Stored items from a collection
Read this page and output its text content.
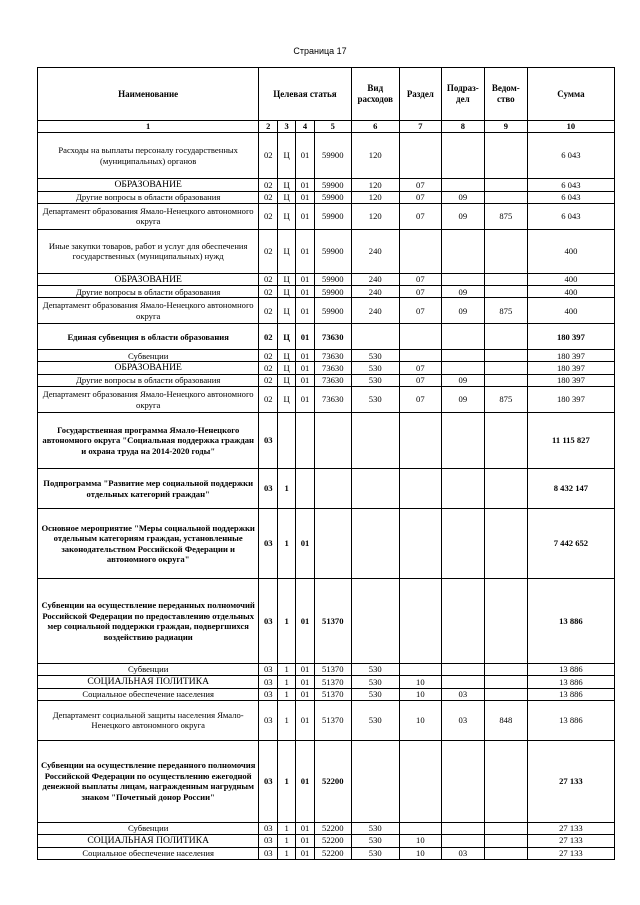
Страница 17
Наименование	Целевая статья				Вид расходов	Раздел	Подраз-дел	Ведом-ство	Сумма
1	2	3	4	5	6	7	8	9	10
Расходы на выплаты персоналу государственных (муниципальных) органов	02	Ц	01	59900	120				6 043
ОБРАЗОВАНИЕ	02	Ц	01	59900	120	07			6 043
Другие вопросы в области образования	02	Ц	01	59900	120	07	09		6 043
Департамент образования Ямало-Ненецкого автономного округа	02	Ц	01	59900	120	07	09	875	6 043
Иные закупки товаров, работ и услуг для обеспечения государственных (муниципальных) нужд	02	Ц	01	59900	240				400
ОБРАЗОВАНИЕ	02	Ц	01	59900	240	07			400
Другие вопросы в области образования	02	Ц	01	59900	240	07	09		400
Департамент образования Ямало-Ненецкого автономного округа	02	Ц	01	59900	240	07	09	875	400
Единая субвенция в области образования	02	Ц	01	73630					180 397
Субвенции	02	Ц	01	73630	530				180 397
ОБРАЗОВАНИЕ	02	Ц	01	73630	530	07			180 397
Другие вопросы в области образования	02	Ц	01	73630	530	07	09		180 397
Департамент образования Ямало-Ненецкого автономного округа	02	Ц	01	73630	530	07	09	875	180 397
Государственная программа Ямало-Ненецкого автономного округа "Социальная поддержка граждан и охрана труда на 2014-2020 годы"	03								11 115 827
Подпрограмма "Развитие мер социальной поддержки отдельных категорий граждан"	03	1							8 432 147
Основное мероприятие "Меры социальной поддержки отдельным категориям граждан, установленные законодательством Российской Федерации и автономного округа"	03	1	01						7 442 652
Субвенции на осуществление переданных полномочий Российской Федерации по предоставлению отдельных мер социальной поддержки граждан, подвергшихся воздействию радиации	03	1	01	51370					13 886
Субвенции	03	1	01	51370	530				13 886
СОЦИАЛЬНАЯ ПОЛИТИКА	03	1	01	51370	530	10			13 886
Социальное обеспечение населения	03	1	01	51370	530	10	03		13 886
Департамент социальной защиты населения Ямало-Ненецкого автономного округа	03	1	01	51370	530	10	03	848	13 886
Субвенции на осуществление переданного полномочия Российской Федерации по осуществлению ежегодной денежной выплаты лицам, награжденным нагрудным знаком "Почетный донор России"	03	1	01	52200					27 133
Субвенции	03	1	01	52200	530				27 133
СОЦИАЛЬНАЯ ПОЛИТИКА	03	1	01	52200	530	10			27 133
Социальное обеспечение населения	03	1	01	52200	530	10	03		27 133
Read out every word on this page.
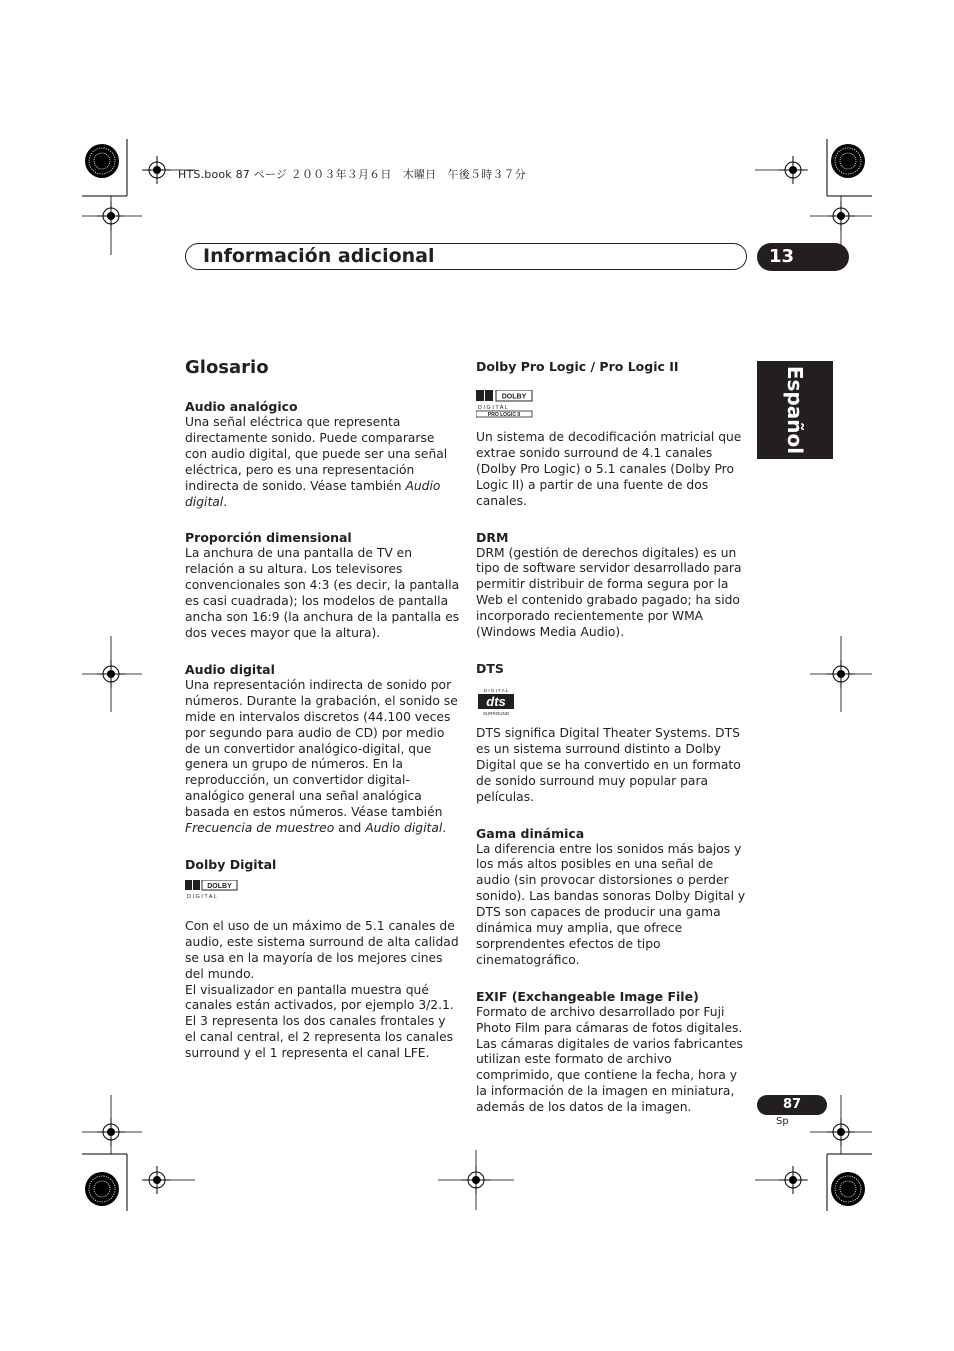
HTS.book 87 ページ ２００３年３月６日　木曜日　午後５時３７分
Información adicional	13
Español
Glosario
Audio analógico

Una señal eléctrica que representa directamente sonido. Puede compararse con audio digital, que puede ser una señal eléctrica, pero es una representación indirecta de sonido. Véase también Audio digital.

Proporción dimensional

La anchura de una pantalla de TV en relación a su altura. Los televisores convencionales son 4:3 (es decir, la pantalla es casi cuadrada); los modelos de pantalla ancha son 16:9 (la anchura de la pantalla es dos veces mayor que la altura).

Audio digital

Una representación indirecta de sonido por números. Durante la grabación, el sonido se mide en intervalos discretos (44.100 veces por segundo para audio de CD) por medio de un convertidor analógico-digital, que genera un grupo de números. En la reproducción, un convertidor digital-analógico general una señal analógica basada en estos números. Véase también Frecuencia de muestreo and Audio digital.

Dolby Digital
DOLBY
D I G I T A L

Con el uso de un máximo de 5.1 canales de audio, este sistema surround de alta calidad se usa en la mayoría de los mejores cines del mundo.

El visualizador en pantalla muestra qué canales están activados, por ejemplo 3/2.1. El 3 representa los dos canales frontales y el canal central, el 2 representa los canales surround y el 1 representa el canal LFE.

Dolby Pro Logic / Pro Logic II
DOLBY
D I G I T A L
PRO LOGIC II

Un sistema de decodificación matricial que extrae sonido surround de 4.1 canales (Dolby Pro Logic) o 5.1 canales (Dolby Pro Logic II) a partir de una fuente de dos canales.

DRM

DRM (gestión de derechos digitales) es un tipo de software servidor desarrollado para permitir distribuir de forma segura por la Web el contenido grabado pagado; ha sido incorporado recientemente por WMA (Windows Media Audio).

DTS
D I G I T A L
dts
SURROUND

DTS significa Digital Theater Systems. DTS es un sistema surround distinto a Dolby Digital que se ha convertido en un formato de sonido surround muy popular para películas.

Gama dinámica

La diferencia entre los sonidos más bajos y los más altos posibles en una señal de audio (sin provocar distorsiones o perder sonido). Las bandas sonoras Dolby Digital y DTS son capaces de producir una gama dinámica muy amplia, que ofrece sorprendentes efectos de tipo cinematográfico.

EXIF (Exchangeable Image File)

Formato de archivo desarrollado por Fuji Photo Film para cámaras de fotos digitales. Las cámaras digitales de varios fabricantes utilizan este formato de archivo comprimido, que contiene la fecha, hora y la información de la imagen en miniatura, además de los datos de la imagen.	87
Sp
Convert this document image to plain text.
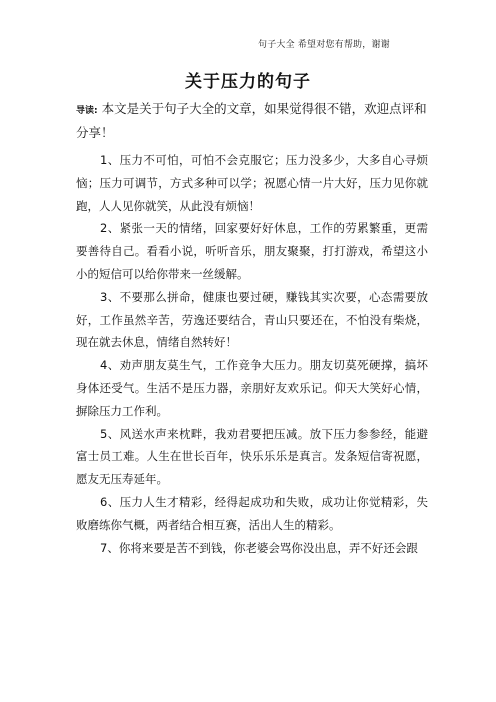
句子大全 希望对您有帮助，谢谢
关于压力的句子

导读: 本文是关于句子大全的文章，如果觉得很不错，欢迎点评和分享！

1、压力不可怕，可怕不会克服它；压力没多少，大多自心寻烦恼；压力可调节，方式多种可以学；祝愿心情一片大好，压力见你就跑，人人见你就笑，从此没有烦恼！

2、紧张一天的情绪，回家要好好休息，工作的劳累繁重，更需要善待自己。看看小说，听听音乐，朋友聚聚，打打游戏，希望这小小的短信可以给你带来一丝缓解。

3、不要那么拼命，健康也要过硬，赚钱其实次要，心态需要放好，工作虽然辛苦，劳逸还要结合，青山只要还在，不怕没有柴烧，现在就去休息，情绪自然转好！

4、劝声朋友莫生气，工作竞争大压力。朋友切莫死硬撑，搞坏身体还受气。生活不是压力器，亲朋好友欢乐记。仰天大笑好心情，摒除压力工作利。

5、风送水声来枕畔，我劝君要把压减。放下压力参参经，能避富士员工难。人生在世长百年，快乐乐乐是真言。发条短信寄祝愿，愿友无压寿延年。

6、压力人生才精彩，经得起成功和失败，成功让你觉精彩，失败磨练你气概，两者结合相互赛，活出人生的精彩。

7、你将来要是苦不到钱，你老婆会骂你没出息，弄不好还会跟
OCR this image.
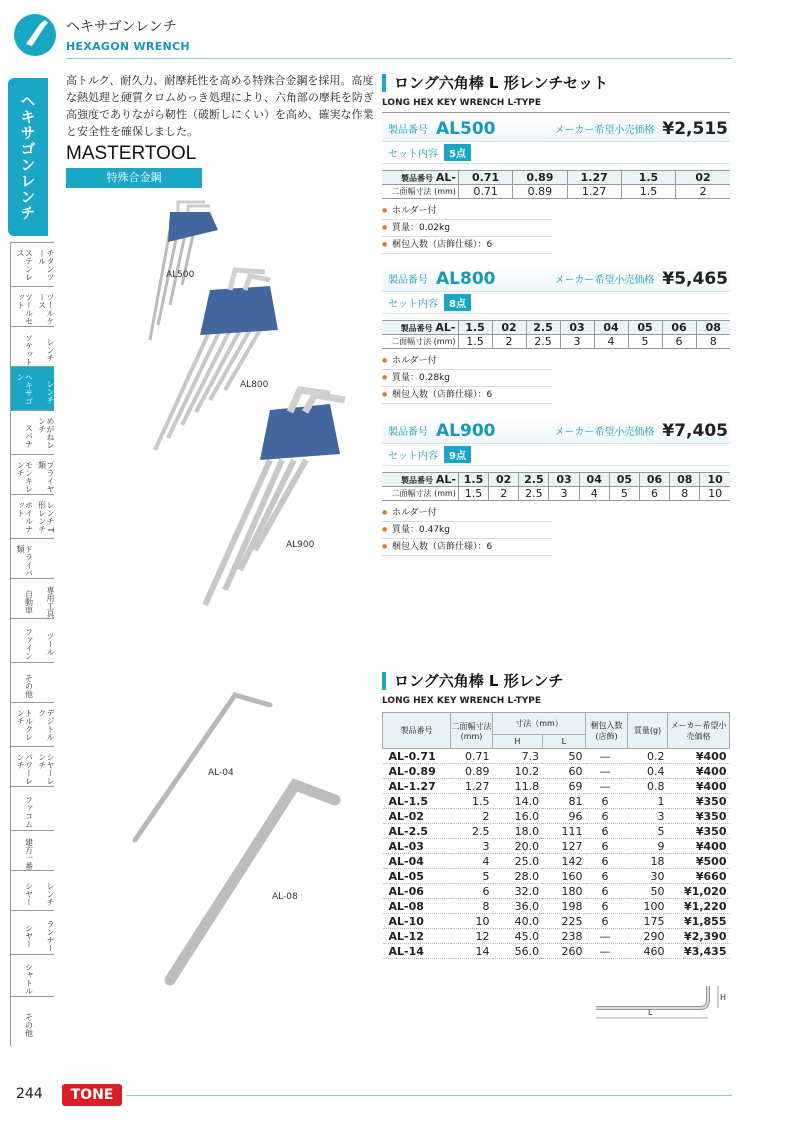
ヘキサゴンレンチ
HEXAGON WRENCH
ヘキサゴンレンチ
ステンレス	チタンツール
ツールセット	ツールケース
ソケット	レンチ
ヘキサゴン
レンチ
スパナ	めがねレンチ
モンキレンチ	プライヤ類
ホイルナット	レンチ T形レンチ
ドライバ類
自動車	専用工具
ファイン	ツール
その他
トルクレンチ	デジトルク
パワーレンチ	シヤーレンチ
ファコム
建方一番
シヤー	レンチ
シヤー	ランナー
シャトル
その他
高トルク、耐久力、耐摩耗性を高める特殊合金鋼を採用。高度な熱処理と硬質クロムめっき処理により、六角部の摩耗を防ぎ高強度でありながら靭性（破断しにくい）を高め、確実な作業と安全性を確保しました。
MASTERTOOL
特殊合金鋼
AL500
AL800
AL900
AL-04
AL-08
ロング六角棒 L 形レンチセット
LONG HEX KEY WRENCH L-TYPE
製品番号 AL500	メーカー希望小売価格 ¥2,515
セット内容	5点
製品番号 AL-	0.71	0.89	1.27	1.5	02
二面幅寸法 (mm)	0.71	0.89	1.27	1.5	2
● ホルダー付
● 質量：0.02kg
● 梱包入数（店飾仕様）：6
製品番号 AL800	メーカー希望小売価格 ¥5,465
セット内容	8点
製品番号 AL-	1.5	02	2.5	03	04	05	06	08
二面幅寸法 (mm)	1.5	2	2.5	3	4	5	6	8
● ホルダー付
● 質量：0.28kg
● 梱包入数（店飾仕様）：6
製品番号 AL900	メーカー希望小売価格 ¥7,405
セット内容	9点
製品番号 AL-	1.5	02	2.5	03	04	05	06	08	10
二面幅寸法 (mm)	1.5	2	2.5	3	4	5	6	8	10
● ホルダー付
● 質量：0.47kg
● 梱包入数（店飾仕様）：6
ロング六角棒 L 形レンチ
LONG HEX KEY WRENCH L-TYPE
製品番号	二面幅寸法(mm)	寸法（mm）		梱包入数(店飾)	質量(g)	メーカー希望小売価格
		H	L			
AL-0.71	0.71	7.3	50	—	0.2	¥400
AL-0.89	0.89	10.2	60	—	0.4	¥400
AL-1.27	1.27	11.8	69	—	0.8	¥400
AL-1.5	1.5	14.0	81	6	1	¥350
AL-02	2	16.0	96	6	3	¥350
AL-2.5	2.5	18.0	111	6	5	¥350
AL-03	3	20.0	127	6	9	¥400
AL-04	4	25.0	142	6	18	¥500
AL-05	5	28.0	160	6	30	¥660
AL-06	6	32.0	180	6	50	¥1,020
AL-08	8	36.0	198	6	100	¥1,220
AL-10	10	40.0	225	6	175	¥1,855
AL-12	12	45.0	238	—	290	¥2,390
AL-14	14	56.0	260	—	460	¥3,435
L
H
244	TONE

### Task brief
The word "области" may occur in lines of the records. Report how many such lines there are, giving only the number.

### Result of the exercise
4